**PROBLEMS TO SOLVE:**
**a.** Rewrite the records from their first line through the line containing "caption-body: razin_andrei_lm ✓", putting "preview-image" wherever "thumbnail-image" appears and leaving everything else unchanged.
**b.** Carry on the piece about babysitting a grandson and today's toddler gadgets from the point where it stops.

**PROVIDED PASSAGE:**

━━━━━━━━━━━━━━━━

My daughter, Dinora, has child proof locks on her cupboard doors.  What a great idea!!!  I used to keep the poisonous soaps, sprays and cleaners on top of my refrigerator.  They were safe there, at least until Steven began to climb like a monkey!  Whoever thought of the lock on the cupboard doors was a genius!  Unfortunately, I am not genius level.  When I babysit for my grandson, I cannot figure out how to open the darn locks!  It appears that you have to use 2 hands to do so and my hands do not cooperate with each other.  During my futile attempts, my grandson stands there crying for his macaroni and cheese for supper, and I can’t get in the cupboard to get the box!  Those locks are childproof and grandmother proof! He doesn’t really mind, though, as he much prefers the pizza I order instead.

The other amazing “new invention” is a toilet that makes music when you pee in it!  (I am, of course, talking about a toddler potty.)  What a wonderful motivator for toilet training!  It is certainly be healthier than the M&Ms I used to give, and everyone within earshot can hear the delightful music and cheer the performer on!  The only downside leads to my next observation about toddlers these days; my daughter will need to get a different potty if her next child is a girl, who wouldn’t dream of peeing in a Superman potty.  With parents knowing before hand if they are having a boy or a girl, baby items now seem to be all girly or all masculine, with little in between, unlike in “my days” when babies wore a lot of green or yellow which would suffice for either.  I have never seen so many princesses and action heroes in my life! So much for sexism, I guess…

Imagine my surprise when my grandson climbed in my lap carrying an IPad and started to play a game of Angry Birds.  At TWO and a HALF years old he was independently using a computer!  But ANGRY BIRDS?He was lopping these little birds through the air to their deaths, feathers flying everywhere.  And giggling! This must be the training game for all of the fighting and war games that will come when he is older.

━━━━━━━━━━━━━━━━

**DATA EXCERPTS:**
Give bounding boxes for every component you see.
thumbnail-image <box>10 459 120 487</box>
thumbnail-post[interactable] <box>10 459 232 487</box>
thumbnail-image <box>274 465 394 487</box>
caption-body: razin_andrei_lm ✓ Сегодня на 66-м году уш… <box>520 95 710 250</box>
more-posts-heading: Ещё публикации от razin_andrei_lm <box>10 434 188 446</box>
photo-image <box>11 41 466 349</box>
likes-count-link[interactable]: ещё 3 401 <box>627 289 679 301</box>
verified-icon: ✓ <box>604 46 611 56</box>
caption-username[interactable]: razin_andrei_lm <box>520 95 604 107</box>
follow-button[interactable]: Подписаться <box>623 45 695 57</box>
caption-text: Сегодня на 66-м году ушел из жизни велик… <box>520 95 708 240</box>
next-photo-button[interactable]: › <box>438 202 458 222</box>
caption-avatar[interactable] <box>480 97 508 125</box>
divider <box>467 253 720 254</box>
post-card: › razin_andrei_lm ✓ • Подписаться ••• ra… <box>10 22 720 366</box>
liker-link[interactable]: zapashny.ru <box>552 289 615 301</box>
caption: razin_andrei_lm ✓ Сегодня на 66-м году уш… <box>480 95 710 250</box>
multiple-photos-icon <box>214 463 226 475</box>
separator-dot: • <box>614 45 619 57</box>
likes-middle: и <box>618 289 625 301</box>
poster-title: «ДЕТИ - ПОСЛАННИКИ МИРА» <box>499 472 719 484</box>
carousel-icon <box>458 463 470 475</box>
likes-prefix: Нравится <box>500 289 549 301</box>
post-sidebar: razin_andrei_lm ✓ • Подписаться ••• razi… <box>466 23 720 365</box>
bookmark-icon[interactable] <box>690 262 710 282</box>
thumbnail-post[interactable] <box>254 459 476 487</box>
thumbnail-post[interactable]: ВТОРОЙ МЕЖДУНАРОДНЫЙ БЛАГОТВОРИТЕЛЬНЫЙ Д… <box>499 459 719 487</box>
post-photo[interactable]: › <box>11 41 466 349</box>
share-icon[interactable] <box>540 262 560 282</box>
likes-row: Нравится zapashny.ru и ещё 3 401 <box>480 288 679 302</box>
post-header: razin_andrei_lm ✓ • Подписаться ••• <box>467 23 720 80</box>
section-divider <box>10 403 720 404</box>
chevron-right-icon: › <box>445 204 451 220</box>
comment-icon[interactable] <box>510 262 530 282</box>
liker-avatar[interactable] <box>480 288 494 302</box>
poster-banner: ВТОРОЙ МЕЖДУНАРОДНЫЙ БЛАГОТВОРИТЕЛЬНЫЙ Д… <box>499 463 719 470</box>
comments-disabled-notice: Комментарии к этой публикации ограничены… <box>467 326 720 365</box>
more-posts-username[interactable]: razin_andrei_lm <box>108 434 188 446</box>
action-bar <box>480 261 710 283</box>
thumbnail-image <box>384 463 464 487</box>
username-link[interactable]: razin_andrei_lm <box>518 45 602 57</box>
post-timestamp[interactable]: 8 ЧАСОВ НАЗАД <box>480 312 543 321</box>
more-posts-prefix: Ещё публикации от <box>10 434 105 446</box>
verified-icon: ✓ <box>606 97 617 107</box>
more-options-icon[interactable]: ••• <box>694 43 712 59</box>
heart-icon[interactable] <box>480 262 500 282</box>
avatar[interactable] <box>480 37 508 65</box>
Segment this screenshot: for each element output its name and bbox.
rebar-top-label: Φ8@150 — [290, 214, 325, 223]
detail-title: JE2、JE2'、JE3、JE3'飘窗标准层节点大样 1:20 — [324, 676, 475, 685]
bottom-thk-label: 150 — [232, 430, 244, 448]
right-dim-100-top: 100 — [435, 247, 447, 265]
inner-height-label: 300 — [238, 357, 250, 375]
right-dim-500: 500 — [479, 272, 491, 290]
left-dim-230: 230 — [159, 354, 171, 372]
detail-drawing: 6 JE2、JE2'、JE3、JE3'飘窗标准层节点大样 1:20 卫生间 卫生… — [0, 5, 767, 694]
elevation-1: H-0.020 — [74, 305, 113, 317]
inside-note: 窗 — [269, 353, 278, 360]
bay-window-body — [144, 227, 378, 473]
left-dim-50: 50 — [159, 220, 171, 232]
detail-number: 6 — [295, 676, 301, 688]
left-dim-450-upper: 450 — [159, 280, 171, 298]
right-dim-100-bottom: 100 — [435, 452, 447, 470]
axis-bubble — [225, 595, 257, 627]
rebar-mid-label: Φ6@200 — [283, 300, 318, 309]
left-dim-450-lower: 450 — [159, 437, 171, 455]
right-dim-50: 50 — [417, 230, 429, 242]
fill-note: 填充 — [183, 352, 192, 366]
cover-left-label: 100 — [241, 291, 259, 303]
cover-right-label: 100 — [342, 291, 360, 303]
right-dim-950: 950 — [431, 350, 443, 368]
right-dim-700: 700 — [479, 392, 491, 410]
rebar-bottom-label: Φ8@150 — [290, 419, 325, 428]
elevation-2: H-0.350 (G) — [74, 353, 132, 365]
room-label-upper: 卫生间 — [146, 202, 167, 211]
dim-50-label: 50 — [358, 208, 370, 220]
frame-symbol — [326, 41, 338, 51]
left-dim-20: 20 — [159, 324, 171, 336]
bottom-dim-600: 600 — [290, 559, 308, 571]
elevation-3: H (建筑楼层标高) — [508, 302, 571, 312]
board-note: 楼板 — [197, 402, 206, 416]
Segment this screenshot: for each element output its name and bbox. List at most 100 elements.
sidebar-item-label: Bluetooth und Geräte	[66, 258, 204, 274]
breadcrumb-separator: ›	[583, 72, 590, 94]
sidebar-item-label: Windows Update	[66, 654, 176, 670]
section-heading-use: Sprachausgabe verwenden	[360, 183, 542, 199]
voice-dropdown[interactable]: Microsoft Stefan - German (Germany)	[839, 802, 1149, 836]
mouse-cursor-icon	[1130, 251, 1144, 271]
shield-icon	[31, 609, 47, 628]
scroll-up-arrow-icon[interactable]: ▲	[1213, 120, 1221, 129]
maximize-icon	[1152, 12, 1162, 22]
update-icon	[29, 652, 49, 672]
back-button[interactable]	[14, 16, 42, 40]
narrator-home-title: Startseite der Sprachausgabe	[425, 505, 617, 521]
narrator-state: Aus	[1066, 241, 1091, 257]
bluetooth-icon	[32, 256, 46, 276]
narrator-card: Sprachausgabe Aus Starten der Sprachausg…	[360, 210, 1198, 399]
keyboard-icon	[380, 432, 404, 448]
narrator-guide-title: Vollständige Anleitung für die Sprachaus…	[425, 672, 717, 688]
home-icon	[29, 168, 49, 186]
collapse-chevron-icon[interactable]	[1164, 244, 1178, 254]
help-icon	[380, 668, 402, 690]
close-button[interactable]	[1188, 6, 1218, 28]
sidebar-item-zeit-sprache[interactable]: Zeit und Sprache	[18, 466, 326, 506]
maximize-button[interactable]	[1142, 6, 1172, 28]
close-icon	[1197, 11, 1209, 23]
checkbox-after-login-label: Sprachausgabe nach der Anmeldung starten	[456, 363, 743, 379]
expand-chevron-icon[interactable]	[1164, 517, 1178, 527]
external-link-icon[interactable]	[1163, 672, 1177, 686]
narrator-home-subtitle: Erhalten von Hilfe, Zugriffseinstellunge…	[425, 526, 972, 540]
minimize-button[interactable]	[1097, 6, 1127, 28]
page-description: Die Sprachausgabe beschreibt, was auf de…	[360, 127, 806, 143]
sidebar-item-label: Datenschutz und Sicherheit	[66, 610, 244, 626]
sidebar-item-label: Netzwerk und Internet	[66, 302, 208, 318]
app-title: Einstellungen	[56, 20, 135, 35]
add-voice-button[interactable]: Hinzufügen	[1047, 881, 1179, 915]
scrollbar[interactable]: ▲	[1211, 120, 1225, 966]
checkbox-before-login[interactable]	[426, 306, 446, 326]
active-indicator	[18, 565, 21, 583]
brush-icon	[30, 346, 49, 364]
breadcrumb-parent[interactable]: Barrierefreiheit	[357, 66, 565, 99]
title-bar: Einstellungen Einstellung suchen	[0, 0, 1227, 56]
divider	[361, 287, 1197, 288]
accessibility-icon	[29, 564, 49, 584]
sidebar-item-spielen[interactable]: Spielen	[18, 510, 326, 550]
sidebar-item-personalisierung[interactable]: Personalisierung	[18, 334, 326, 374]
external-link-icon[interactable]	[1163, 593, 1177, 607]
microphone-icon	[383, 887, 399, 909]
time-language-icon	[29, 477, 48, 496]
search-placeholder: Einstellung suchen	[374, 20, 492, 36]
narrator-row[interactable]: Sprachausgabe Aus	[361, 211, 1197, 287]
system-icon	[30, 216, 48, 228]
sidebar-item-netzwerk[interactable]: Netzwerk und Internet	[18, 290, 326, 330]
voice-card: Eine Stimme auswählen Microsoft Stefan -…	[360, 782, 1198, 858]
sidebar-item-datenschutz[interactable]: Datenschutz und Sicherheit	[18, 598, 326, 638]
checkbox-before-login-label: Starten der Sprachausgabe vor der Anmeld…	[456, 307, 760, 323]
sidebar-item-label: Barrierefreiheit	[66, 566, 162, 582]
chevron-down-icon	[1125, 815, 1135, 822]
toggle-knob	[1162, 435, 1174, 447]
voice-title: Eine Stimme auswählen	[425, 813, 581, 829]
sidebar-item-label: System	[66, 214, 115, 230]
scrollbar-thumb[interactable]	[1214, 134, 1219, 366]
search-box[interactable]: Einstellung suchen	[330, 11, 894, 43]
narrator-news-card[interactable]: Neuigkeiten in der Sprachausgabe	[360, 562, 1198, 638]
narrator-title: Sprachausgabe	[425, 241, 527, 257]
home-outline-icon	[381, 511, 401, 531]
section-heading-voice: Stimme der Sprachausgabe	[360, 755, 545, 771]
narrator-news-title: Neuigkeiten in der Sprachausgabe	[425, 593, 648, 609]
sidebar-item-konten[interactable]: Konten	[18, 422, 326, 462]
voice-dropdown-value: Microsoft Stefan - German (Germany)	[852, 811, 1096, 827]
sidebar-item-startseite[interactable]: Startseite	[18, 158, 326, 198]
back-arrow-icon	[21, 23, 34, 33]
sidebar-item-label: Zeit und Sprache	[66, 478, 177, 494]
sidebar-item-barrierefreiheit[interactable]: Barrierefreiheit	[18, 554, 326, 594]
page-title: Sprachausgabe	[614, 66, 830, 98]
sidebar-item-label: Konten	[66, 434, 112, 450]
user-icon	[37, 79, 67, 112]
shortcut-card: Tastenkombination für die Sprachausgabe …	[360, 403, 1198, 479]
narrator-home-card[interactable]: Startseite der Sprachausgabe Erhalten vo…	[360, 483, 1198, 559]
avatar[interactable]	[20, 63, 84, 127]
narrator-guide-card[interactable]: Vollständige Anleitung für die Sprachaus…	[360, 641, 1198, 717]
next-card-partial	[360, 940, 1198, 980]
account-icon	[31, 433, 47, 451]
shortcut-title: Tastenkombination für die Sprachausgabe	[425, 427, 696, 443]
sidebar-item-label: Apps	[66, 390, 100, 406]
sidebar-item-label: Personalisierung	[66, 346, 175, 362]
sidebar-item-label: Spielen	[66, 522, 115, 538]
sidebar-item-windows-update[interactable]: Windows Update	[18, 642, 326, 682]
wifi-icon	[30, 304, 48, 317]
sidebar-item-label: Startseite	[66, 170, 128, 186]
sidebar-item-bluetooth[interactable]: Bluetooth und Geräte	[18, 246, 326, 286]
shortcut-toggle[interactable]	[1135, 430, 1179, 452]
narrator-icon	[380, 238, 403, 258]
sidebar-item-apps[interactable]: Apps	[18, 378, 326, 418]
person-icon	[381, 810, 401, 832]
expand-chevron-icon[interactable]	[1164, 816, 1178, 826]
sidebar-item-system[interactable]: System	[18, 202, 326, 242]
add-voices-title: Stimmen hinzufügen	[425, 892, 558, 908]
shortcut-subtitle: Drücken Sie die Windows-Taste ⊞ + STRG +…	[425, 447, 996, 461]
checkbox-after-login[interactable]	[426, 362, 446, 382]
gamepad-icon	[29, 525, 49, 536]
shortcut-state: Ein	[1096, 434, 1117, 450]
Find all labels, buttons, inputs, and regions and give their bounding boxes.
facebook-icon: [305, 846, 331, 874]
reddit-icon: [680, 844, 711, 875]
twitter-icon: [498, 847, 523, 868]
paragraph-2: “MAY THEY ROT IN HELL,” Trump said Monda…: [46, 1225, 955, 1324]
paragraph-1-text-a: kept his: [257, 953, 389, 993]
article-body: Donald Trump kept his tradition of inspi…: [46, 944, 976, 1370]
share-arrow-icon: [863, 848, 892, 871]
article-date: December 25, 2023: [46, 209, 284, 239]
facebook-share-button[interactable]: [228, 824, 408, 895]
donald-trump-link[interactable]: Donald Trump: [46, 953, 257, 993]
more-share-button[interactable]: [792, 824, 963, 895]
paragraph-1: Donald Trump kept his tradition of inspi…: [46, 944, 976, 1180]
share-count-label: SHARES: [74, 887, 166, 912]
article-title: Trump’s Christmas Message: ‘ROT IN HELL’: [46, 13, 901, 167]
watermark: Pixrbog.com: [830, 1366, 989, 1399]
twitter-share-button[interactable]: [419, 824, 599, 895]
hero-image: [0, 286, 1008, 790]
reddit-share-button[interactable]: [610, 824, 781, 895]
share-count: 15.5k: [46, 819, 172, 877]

━━━━━━━━━━━━━━━━

**RESULTS IN ORDER:**
**a.**
Give bounding boxes for every component you see.
preview-image <box>10 459 120 487</box>
thumbnail-post[interactable] <box>10 459 232 487</box>
preview-image <box>274 465 394 487</box>
caption-body: razin_andrei_lm ✓ Сегодня на 66-м году уш… <box>520 95 710 250</box>

**b.**
A final reminder of how much things have changed happened when Dinora, my grandson and I went out to eat breakfast in a restaurant.  While he played with child aps on the IPad, we had a lovely adult conversation with fussy interruptions.  (There were times when raising young ones that I would have died just to be able to drink a hot cup of tea without an interruption.)  At the completion of this wonderfully enjoyable meal, my grandson, whose speech is somewhat delayed, managed to ask his mom for some “sanitizer”.  I almost flew off my chair! SANITIZER?  What a word for a 2 year old! He dutifully put out his hands and she dutifully squirted the sanitizer, a beautiful fragrance of lilacs and honey. (Who comes UP with these combinations?)

Things are certainly different these days, with computer aps for toddlers, musical potties,  disposable training pants and bibs, sippy cups in all shapes and sizes, locked cupboard doors, and super hero and princess everything (sheets, toys, cups, dishes, silverware, hairbrushes, toothbrushes, shirts, pants, socks, shoes…you get the idea.) With the exception of having to tote an infant around in a car seat instead of in an umbrella stroller, these days of raising children seem like a lot of fun!  (Maybe it’s time for me to foster a few more…)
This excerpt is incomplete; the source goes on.